• Description of the task
Gather every line in the records below that contains the word "Rerun".

• Exercise data
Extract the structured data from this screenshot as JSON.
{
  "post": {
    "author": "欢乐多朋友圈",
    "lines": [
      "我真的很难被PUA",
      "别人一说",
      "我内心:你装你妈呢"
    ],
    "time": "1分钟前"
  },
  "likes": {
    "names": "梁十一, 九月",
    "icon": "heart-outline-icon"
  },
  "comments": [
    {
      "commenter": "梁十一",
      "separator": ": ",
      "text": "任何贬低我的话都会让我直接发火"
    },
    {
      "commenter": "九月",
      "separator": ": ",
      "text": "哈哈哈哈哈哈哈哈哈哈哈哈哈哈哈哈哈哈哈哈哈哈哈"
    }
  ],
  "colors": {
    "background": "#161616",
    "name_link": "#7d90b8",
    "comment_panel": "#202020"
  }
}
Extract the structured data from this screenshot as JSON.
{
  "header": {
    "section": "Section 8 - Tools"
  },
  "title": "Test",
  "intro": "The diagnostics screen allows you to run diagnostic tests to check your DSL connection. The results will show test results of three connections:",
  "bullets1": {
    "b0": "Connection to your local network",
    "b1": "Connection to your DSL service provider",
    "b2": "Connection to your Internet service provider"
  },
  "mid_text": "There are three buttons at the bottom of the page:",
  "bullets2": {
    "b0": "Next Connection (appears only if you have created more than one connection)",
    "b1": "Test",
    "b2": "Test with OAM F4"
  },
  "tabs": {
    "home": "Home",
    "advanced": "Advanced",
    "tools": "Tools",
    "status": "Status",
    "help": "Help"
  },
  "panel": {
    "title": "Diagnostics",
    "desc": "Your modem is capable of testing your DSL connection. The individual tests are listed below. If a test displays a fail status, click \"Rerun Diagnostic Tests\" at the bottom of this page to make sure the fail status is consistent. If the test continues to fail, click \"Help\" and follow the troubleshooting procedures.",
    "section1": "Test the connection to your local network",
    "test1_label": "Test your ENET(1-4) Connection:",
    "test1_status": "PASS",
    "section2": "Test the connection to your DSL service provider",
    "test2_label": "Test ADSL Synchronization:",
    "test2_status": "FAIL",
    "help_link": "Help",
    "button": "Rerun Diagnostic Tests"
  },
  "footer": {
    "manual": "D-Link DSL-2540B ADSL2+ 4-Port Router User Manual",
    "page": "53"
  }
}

• The result
    "desc": "Your modem is capable of testing your DSL connection. The individual tests are listed below. If a test displays a fail status, click \"Rerun Diagnostic Tests\" at the bottom of this page to make sure the fail status is consistent. If the test continues to fail, click \"Help\" and follow the troubleshooting procedures.",
    "button": "Rerun Diagnostic Tests"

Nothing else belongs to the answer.